→ **WHAT YOU WILL DO**
Select, from the data, each line where "this" occurs.

→ **RECORD LIST**
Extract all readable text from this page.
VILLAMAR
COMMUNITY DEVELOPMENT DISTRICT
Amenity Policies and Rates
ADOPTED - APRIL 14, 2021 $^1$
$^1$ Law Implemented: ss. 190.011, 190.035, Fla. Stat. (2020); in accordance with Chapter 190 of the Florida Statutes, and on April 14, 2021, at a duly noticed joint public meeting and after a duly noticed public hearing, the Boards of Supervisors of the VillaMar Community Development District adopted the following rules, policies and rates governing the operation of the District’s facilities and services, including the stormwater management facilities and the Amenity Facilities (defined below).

...

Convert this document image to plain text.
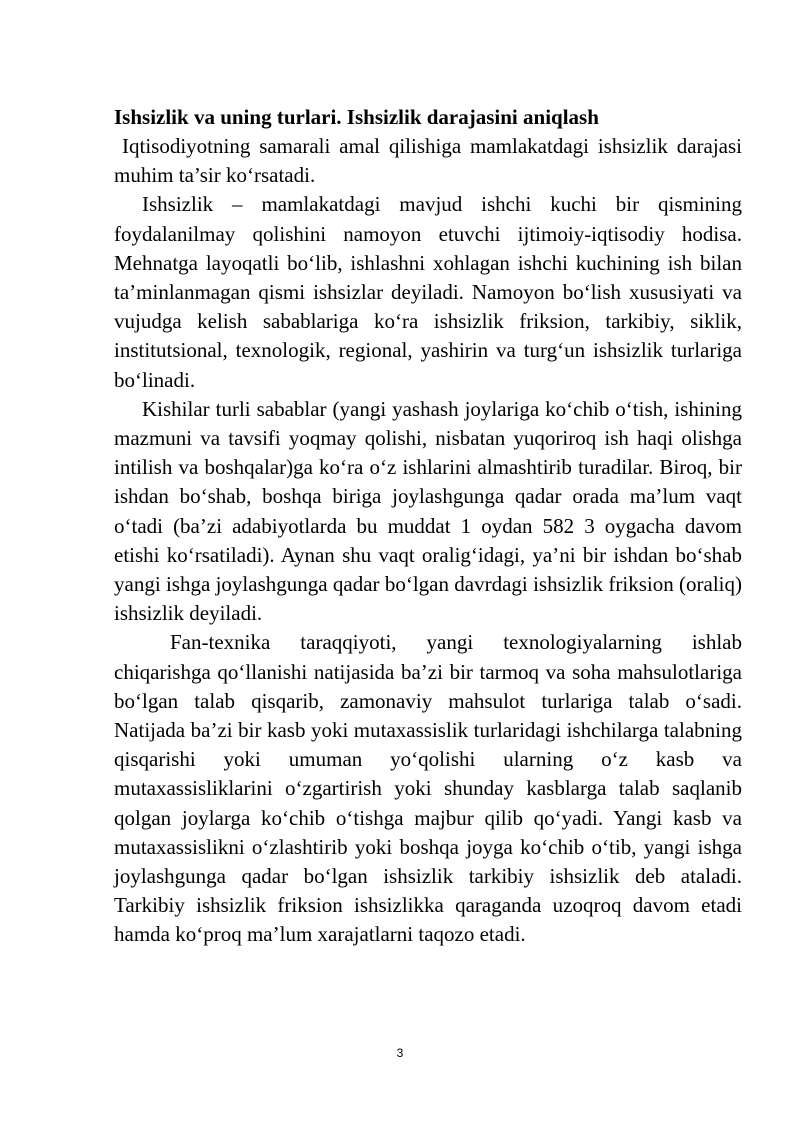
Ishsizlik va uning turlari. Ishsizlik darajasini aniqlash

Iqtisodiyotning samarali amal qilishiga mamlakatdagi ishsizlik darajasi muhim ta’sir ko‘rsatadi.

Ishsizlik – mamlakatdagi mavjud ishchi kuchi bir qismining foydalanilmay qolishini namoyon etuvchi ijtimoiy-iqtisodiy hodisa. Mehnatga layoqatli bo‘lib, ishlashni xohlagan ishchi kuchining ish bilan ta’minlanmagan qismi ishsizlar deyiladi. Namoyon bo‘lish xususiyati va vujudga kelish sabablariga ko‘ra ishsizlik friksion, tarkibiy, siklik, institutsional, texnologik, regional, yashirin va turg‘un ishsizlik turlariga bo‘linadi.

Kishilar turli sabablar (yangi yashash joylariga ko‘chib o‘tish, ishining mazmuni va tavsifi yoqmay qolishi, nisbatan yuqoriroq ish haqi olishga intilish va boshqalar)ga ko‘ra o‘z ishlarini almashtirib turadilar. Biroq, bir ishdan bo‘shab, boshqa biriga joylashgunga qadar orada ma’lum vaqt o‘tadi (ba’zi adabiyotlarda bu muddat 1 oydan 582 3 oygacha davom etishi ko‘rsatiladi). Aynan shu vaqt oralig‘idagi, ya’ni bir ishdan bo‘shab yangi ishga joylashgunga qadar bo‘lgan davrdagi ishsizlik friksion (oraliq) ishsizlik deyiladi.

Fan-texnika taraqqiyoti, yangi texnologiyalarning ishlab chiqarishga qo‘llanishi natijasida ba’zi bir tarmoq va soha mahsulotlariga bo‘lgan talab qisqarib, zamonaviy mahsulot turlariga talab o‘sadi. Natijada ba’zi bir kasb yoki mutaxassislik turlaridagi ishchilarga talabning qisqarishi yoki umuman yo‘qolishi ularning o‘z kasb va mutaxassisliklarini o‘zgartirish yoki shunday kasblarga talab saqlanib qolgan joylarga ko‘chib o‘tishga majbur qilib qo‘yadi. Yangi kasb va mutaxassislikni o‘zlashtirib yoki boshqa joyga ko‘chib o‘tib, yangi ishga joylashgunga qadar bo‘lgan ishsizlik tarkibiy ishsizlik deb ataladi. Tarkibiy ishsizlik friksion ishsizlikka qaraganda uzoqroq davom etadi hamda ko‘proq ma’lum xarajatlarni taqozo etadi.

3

→ **TASK OUTPUT**
Extract all readable text from this page.
Convert this document image to plain text.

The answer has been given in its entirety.